[Records]
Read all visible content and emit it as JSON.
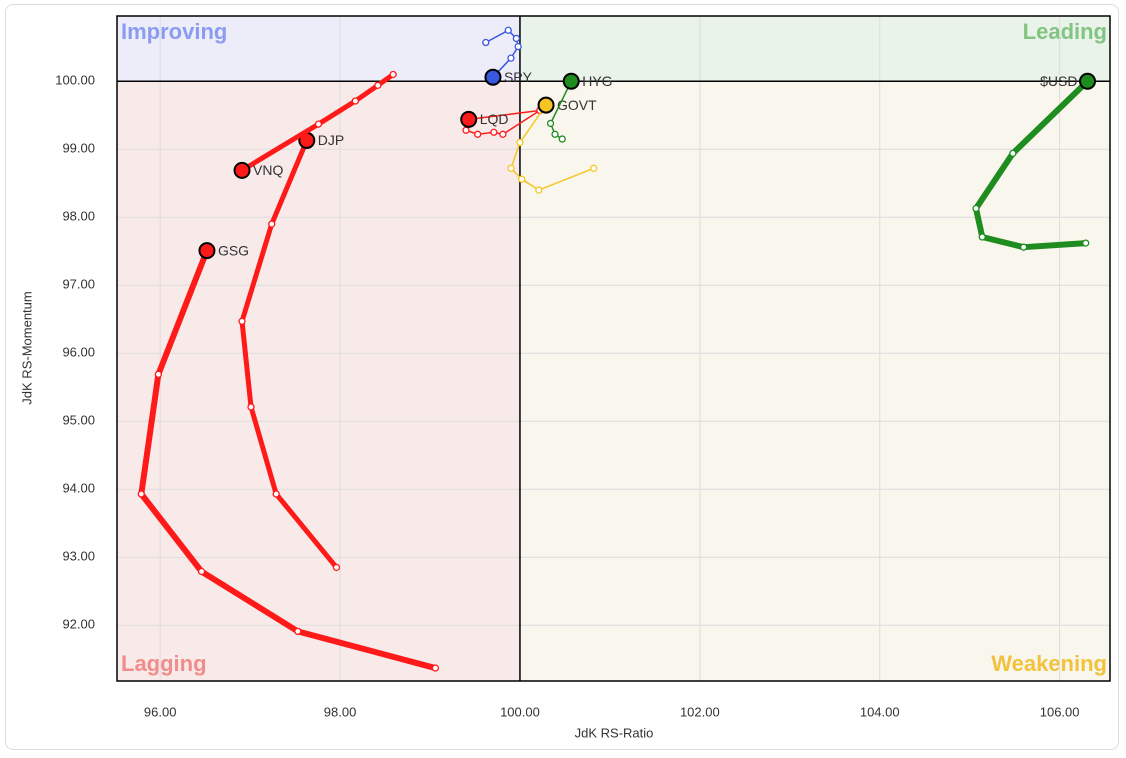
{
  "chart_data": {
    "type": "rrg",
    "x_label": "JdK RS-Ratio",
    "y_label": "JdK RS-Momentum",
    "xlim": [
      95.52,
      106.56
    ],
    "ylim": [
      91.18,
      100.96
    ],
    "xticks": [
      {
        "value": 96,
        "label": "96.00"
      },
      {
        "value": 98,
        "label": "98.00"
      },
      {
        "value": 100,
        "label": "100.00"
      },
      {
        "value": 102,
        "label": "102.00"
      },
      {
        "value": 104,
        "label": "104.00"
      },
      {
        "value": 106,
        "label": "106.00"
      }
    ],
    "yticks": [
      {
        "value": 92,
        "label": "92.00"
      },
      {
        "value": 93,
        "label": "93.00"
      },
      {
        "value": 94,
        "label": "94.00"
      },
      {
        "value": 95,
        "label": "95.00"
      },
      {
        "value": 96,
        "label": "96.00"
      },
      {
        "value": 97,
        "label": "97.00"
      },
      {
        "value": 98,
        "label": "98.00"
      },
      {
        "value": 99,
        "label": "99.00"
      },
      {
        "value": 100,
        "label": "100.00"
      }
    ],
    "grid": true,
    "center": [
      100,
      100
    ],
    "quadrants": [
      {
        "label": "Improving",
        "color": "#8b9cf0",
        "fill": "#ededf9",
        "corner": "top-left"
      },
      {
        "label": "Leading",
        "color": "#82c482",
        "fill": "#e9f3ea",
        "corner": "top-right"
      },
      {
        "label": "Lagging",
        "color": "#f08c8c",
        "fill": "#f9eaea",
        "corner": "bottom-left"
      },
      {
        "label": "Weakening",
        "color": "#f2c23c",
        "fill": "#f9f6ee",
        "corner": "bottom-right"
      }
    ],
    "series": [
      {
        "name": "GSG",
        "color": "#ff1a1a",
        "line_width": 6,
        "x": [
          99.06,
          97.53,
          96.46,
          95.79,
          95.98,
          96.52
        ],
        "y": [
          91.37,
          91.91,
          92.79,
          93.93,
          95.69,
          97.51
        ]
      },
      {
        "name": "DJP",
        "color": "#ff1a1a",
        "line_width": 5,
        "x": [
          97.96,
          97.29,
          97.01,
          96.91,
          97.24,
          97.63
        ],
        "y": [
          92.85,
          93.93,
          95.21,
          96.47,
          97.9,
          99.13
        ]
      },
      {
        "name": "VNQ",
        "color": "#ff1a1a",
        "line_width": 5,
        "x": [
          98.59,
          98.42,
          98.17,
          97.76,
          96.91
        ],
        "y": [
          100.1,
          99.94,
          99.71,
          99.37,
          98.69
        ]
      },
      {
        "name": "LQD",
        "color": "#ff1a1a",
        "line_width": 1.5,
        "x": [
          99.4,
          99.53,
          99.71,
          99.81,
          100.22,
          99.43
        ],
        "y": [
          99.28,
          99.22,
          99.25,
          99.22,
          99.57,
          99.44
        ]
      },
      {
        "name": "SPY",
        "color": "#3a57e0",
        "line_width": 1.5,
        "x": [
          99.62,
          99.87,
          99.96,
          99.98,
          99.9,
          99.7
        ],
        "y": [
          100.57,
          100.75,
          100.63,
          100.51,
          100.34,
          100.06
        ]
      },
      {
        "name": "GOVT",
        "color": "#f5c623",
        "line_width": 1.5,
        "x": [
          100.82,
          100.21,
          100.02,
          99.9,
          100.0,
          100.29
        ],
        "y": [
          98.72,
          98.4,
          98.56,
          98.72,
          99.1,
          99.65
        ]
      },
      {
        "name": "HYG",
        "color": "#1e8c1e",
        "line_width": 1.5,
        "x": [
          100.47,
          100.39,
          100.34,
          100.57
        ],
        "y": [
          99.15,
          99.22,
          99.38,
          100.0
        ]
      },
      {
        "name": "$USD",
        "color": "#1e8c1e",
        "line_width": 6,
        "x": [
          106.29,
          105.6,
          105.14,
          105.07,
          105.48,
          106.31
        ],
        "y": [
          97.62,
          97.56,
          97.71,
          98.13,
          98.94,
          100.0
        ]
      }
    ]
  }
}
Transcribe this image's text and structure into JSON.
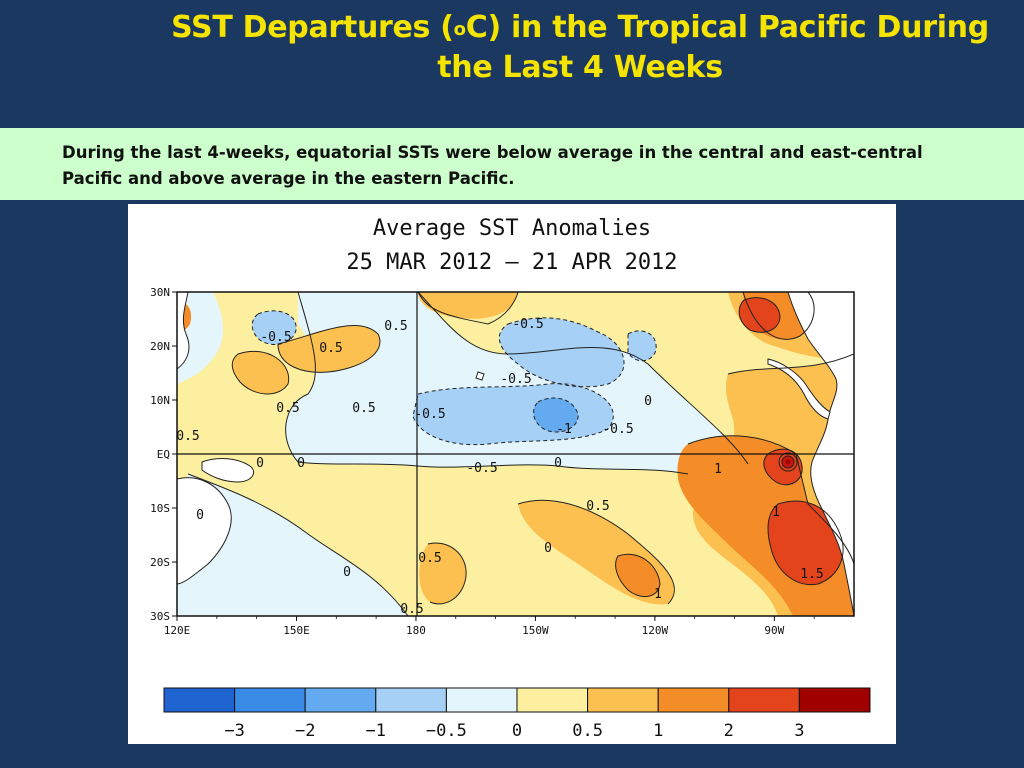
{
  "slide": {
    "title_part1": "SST Departures (",
    "title_sup": "o",
    "title_part2": "C) in the Tropical Pacific During the Last 4 Weeks",
    "summary": "During the last 4-weeks, equatorial SSTs were below average in the central and east-central Pacific and above average in the eastern Pacific."
  },
  "figure": {
    "title_line1": "Average SST Anomalies",
    "title_line2": "25 MAR 2012 – 21 APR 2012",
    "lat_labels": [
      "30N",
      "20N",
      "10N",
      "EQ",
      "10S",
      "20S",
      "30S"
    ],
    "lon_labels": [
      "120E",
      "150E",
      "180",
      "150W",
      "120W",
      "90W"
    ],
    "contour_labels": [
      "-0.5",
      "0.5",
      "0.5",
      "-0.5",
      "-0.5",
      "0.5",
      "0.5",
      "-0.5",
      "-1",
      "-0.5",
      "0",
      "0.5",
      "0",
      "-0.5",
      "0",
      "1",
      "0.5",
      "1",
      "0",
      "0.5",
      "0",
      "1.5",
      "1",
      "0.5",
      "0",
      "0"
    ],
    "colorbar": {
      "ticks": [
        "−3",
        "−2",
        "−1",
        "−0.5",
        "0",
        "0.5",
        "1",
        "2",
        "3"
      ],
      "colors": [
        "#1f64d0",
        "#3a8ae8",
        "#64aaf0",
        "#a6d0f6",
        "#e4f6fc",
        "#fcf0a0",
        "#fcc050",
        "#f48c28",
        "#e4441c",
        "#c8140c",
        "#a00000"
      ]
    }
  }
}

[Problem details] Tally how many lines of the records hold the word "right". Answer with the number only.

[Exercise answer] 2